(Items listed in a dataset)
**********

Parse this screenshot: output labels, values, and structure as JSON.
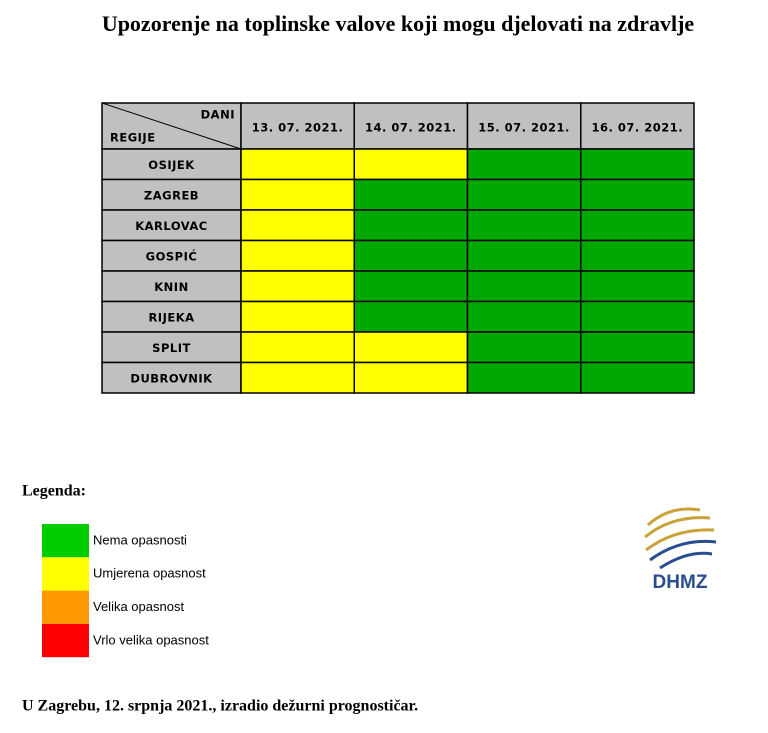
{
  "title": "Upozorenje na toplinske valove koji mogu djelovati na zdravlje",
  "table": {
    "corner_top": "DANI",
    "corner_bottom": "REGIJE",
    "header_color": "#c0c0c0",
    "days": [
      "13. 07. 2021.",
      "14. 07. 2021.",
      "15. 07. 2021.",
      "16. 07. 2021."
    ],
    "rows": [
      {
        "region": "OSIJEK",
        "cells": [
          "#ffff00",
          "#ffff00",
          "#00a800",
          "#00a800"
        ]
      },
      {
        "region": "ZAGREB",
        "cells": [
          "#ffff00",
          "#00a800",
          "#00a800",
          "#00a800"
        ]
      },
      {
        "region": "KARLOVAC",
        "cells": [
          "#ffff00",
          "#00a800",
          "#00a800",
          "#00a800"
        ]
      },
      {
        "region": "GOSPIĆ",
        "cells": [
          "#ffff00",
          "#00a800",
          "#00a800",
          "#00a800"
        ]
      },
      {
        "region": "KNIN",
        "cells": [
          "#ffff00",
          "#00a800",
          "#00a800",
          "#00a800"
        ]
      },
      {
        "region": "RIJEKA",
        "cells": [
          "#ffff00",
          "#00a800",
          "#00a800",
          "#00a800"
        ]
      },
      {
        "region": "SPLIT",
        "cells": [
          "#ffff00",
          "#ffff00",
          "#00a800",
          "#00a800"
        ]
      },
      {
        "region": "DUBROVNIK",
        "cells": [
          "#ffff00",
          "#ffff00",
          "#00a800",
          "#00a800"
        ]
      }
    ]
  },
  "legend": {
    "title": "Legenda:",
    "items": [
      {
        "name": "Nema opasnosti",
        "color": "#00cc00"
      },
      {
        "name": "Umjerena opasnost",
        "color": "#ffff00"
      },
      {
        "name": "Velika opasnost",
        "color": "#ff9900"
      },
      {
        "name": "Vrlo velika opasnost",
        "color": "#ff0000"
      }
    ]
  },
  "logo": {
    "text": "DHMZ"
  },
  "footer": "U Zagrebu, 12. srpnja 2021., izradio dežurni prognostičar."
}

**********

● **Directive**
Images must not appear in the copy; reproduce everything else in the records verbatim.

● **Response to the exercise**
Parse this screenshot: output labels, values, and structure as JSON.
{
  "title": "Upozorenje na toplinske valove koji mogu djelovati na zdravlje",
  "table": {
    "corner_top": "DANI",
    "corner_bottom": "REGIJE",
    "header_color": "#c0c0c0",
    "days": [
      "13. 07. 2021.",
      "14. 07. 2021.",
      "15. 07. 2021.",
      "16. 07. 2021."
    ],
    "rows": [
      {
        "region": "OSIJEK",
        "cells": [
          "#ffff00",
          "#ffff00",
          "#00a800",
          "#00a800"
        ]
      },
      {
        "region": "ZAGREB",
        "cells": [
          "#ffff00",
          "#00a800",
          "#00a800",
          "#00a800"
        ]
      },
      {
        "region": "KARLOVAC",
        "cells": [
          "#ffff00",
          "#00a800",
          "#00a800",
          "#00a800"
        ]
      },
      {
        "region": "GOSPIĆ",
        "cells": [
          "#ffff00",
          "#00a800",
          "#00a800",
          "#00a800"
        ]
      },
      {
        "region": "KNIN",
        "cells": [
          "#ffff00",
          "#00a800",
          "#00a800",
          "#00a800"
        ]
      },
      {
        "region": "RIJEKA",
        "cells": [
          "#ffff00",
          "#00a800",
          "#00a800",
          "#00a800"
        ]
      },
      {
        "region": "SPLIT",
        "cells": [
          "#ffff00",
          "#ffff00",
          "#00a800",
          "#00a800"
        ]
      },
      {
        "region": "DUBROVNIK",
        "cells": [
          "#ffff00",
          "#ffff00",
          "#00a800",
          "#00a800"
        ]
      }
    ]
  },
  "legend": {
    "title": "Legenda:",
    "items": [
      {
        "name": "Nema opasnosti",
        "color": "#00cc00"
      },
      {
        "name": "Umjerena opasnost",
        "color": "#ffff00"
      },
      {
        "name": "Velika opasnost",
        "color": "#ff9900"
      },
      {
        "name": "Vrlo velika opasnost",
        "color": "#ff0000"
      }
    ]
  },
  "logo": {
    "text": "DHMZ"
  },
  "footer": "U Zagrebu, 12. srpnja 2021., izradio dežurni prognostičar."
}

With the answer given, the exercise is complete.